Using the data below, tally the lines that include the string "લગભગ". Only the number is wanted.

## Start DATA TO PROCESS

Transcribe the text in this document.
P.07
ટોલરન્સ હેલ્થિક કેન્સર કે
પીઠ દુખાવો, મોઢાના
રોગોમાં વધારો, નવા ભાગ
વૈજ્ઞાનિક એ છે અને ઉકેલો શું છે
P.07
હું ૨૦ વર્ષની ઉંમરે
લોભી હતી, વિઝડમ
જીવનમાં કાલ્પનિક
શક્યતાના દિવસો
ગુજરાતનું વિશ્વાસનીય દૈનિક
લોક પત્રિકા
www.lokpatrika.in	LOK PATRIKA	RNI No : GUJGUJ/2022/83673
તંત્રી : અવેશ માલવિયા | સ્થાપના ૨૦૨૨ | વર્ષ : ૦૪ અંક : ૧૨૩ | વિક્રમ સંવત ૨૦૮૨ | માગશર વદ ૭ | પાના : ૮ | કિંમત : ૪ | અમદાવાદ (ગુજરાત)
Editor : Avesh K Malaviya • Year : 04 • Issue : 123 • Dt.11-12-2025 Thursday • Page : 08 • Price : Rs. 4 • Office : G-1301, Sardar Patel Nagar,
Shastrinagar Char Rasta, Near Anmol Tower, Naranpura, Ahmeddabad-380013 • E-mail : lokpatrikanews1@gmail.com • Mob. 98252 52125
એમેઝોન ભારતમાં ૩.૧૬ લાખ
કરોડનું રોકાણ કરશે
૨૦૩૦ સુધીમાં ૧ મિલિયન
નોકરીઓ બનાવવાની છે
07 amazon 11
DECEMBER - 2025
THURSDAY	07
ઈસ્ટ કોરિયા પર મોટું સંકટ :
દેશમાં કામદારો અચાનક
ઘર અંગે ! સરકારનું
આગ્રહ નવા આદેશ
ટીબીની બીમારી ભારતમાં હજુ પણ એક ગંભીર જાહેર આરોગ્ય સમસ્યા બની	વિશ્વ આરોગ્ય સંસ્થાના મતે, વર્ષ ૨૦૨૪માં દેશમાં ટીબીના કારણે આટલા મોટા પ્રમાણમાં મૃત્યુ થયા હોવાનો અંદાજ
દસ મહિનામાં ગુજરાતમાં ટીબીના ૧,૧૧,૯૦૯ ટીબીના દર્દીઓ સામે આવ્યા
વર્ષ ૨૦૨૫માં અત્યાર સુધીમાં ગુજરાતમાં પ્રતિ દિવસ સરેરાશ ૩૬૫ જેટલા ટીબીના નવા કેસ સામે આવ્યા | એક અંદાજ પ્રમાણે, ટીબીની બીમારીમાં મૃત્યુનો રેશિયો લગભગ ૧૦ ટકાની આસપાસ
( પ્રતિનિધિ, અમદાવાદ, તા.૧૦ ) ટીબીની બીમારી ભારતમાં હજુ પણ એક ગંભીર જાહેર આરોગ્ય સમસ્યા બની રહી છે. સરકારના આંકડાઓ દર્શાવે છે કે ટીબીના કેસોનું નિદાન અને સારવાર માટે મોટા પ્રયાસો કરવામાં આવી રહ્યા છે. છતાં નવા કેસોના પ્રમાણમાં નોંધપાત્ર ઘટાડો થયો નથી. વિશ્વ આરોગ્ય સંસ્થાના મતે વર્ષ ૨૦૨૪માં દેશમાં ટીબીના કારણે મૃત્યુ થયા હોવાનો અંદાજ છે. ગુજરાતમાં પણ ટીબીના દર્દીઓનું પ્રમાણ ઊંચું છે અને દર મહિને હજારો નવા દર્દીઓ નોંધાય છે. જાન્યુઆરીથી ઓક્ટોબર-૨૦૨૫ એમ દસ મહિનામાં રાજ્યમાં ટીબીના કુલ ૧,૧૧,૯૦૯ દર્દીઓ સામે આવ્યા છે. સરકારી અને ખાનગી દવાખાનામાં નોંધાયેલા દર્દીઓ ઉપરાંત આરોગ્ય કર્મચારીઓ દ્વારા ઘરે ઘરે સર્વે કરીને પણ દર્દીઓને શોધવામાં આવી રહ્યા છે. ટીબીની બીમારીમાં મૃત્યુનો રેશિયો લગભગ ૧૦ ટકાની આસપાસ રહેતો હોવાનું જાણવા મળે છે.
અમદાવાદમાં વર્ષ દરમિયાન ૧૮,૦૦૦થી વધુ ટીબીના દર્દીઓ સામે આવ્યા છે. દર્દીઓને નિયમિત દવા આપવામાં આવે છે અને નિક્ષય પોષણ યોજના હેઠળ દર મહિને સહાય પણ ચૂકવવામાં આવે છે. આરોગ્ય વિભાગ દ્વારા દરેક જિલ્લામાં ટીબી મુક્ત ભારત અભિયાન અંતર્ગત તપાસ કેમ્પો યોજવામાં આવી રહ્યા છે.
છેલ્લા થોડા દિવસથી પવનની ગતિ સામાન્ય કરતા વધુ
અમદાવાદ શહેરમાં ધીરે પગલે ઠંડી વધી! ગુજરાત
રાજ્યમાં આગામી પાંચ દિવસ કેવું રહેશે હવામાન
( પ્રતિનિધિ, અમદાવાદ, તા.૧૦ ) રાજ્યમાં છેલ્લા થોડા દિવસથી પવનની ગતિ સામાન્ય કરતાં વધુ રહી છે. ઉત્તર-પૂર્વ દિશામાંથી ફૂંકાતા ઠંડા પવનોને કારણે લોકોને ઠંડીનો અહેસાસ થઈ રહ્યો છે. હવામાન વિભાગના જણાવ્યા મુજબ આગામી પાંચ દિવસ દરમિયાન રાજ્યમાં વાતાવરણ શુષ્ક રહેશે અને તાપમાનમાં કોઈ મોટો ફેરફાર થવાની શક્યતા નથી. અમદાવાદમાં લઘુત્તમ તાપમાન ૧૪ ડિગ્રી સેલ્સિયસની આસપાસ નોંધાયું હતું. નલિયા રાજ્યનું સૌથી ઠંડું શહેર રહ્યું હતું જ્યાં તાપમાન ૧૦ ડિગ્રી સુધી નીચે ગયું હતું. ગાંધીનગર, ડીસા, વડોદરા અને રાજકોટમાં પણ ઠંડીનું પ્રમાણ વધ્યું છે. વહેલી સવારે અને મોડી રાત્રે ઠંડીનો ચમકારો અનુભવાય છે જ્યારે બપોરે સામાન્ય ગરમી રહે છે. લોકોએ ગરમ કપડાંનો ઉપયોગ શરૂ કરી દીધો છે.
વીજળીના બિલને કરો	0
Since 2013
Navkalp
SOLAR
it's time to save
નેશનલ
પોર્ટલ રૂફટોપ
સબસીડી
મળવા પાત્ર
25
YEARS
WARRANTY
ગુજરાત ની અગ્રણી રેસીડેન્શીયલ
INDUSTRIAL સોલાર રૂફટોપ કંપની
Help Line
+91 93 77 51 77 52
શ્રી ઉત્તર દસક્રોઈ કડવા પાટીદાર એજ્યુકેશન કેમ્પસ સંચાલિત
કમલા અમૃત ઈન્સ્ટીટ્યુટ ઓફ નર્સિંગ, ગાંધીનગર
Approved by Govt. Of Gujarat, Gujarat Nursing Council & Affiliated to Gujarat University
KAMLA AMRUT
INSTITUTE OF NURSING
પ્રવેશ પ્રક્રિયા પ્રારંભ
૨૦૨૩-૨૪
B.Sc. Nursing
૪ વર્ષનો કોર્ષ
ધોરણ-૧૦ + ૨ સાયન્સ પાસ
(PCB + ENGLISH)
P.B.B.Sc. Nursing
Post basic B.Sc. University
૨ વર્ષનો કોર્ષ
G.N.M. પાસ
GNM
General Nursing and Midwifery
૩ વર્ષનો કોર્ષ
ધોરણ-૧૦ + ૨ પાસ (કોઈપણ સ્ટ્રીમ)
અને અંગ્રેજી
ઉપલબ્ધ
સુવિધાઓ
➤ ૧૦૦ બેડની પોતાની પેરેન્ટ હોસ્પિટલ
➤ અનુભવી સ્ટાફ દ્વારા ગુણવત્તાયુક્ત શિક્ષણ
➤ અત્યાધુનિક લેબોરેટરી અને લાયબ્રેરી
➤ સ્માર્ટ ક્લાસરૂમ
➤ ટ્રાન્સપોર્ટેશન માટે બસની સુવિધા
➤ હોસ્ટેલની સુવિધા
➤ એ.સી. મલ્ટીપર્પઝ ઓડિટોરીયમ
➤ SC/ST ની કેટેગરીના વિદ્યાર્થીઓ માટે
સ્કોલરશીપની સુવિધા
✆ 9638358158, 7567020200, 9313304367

## End DATA TO PROCESS

**ANSWER**
2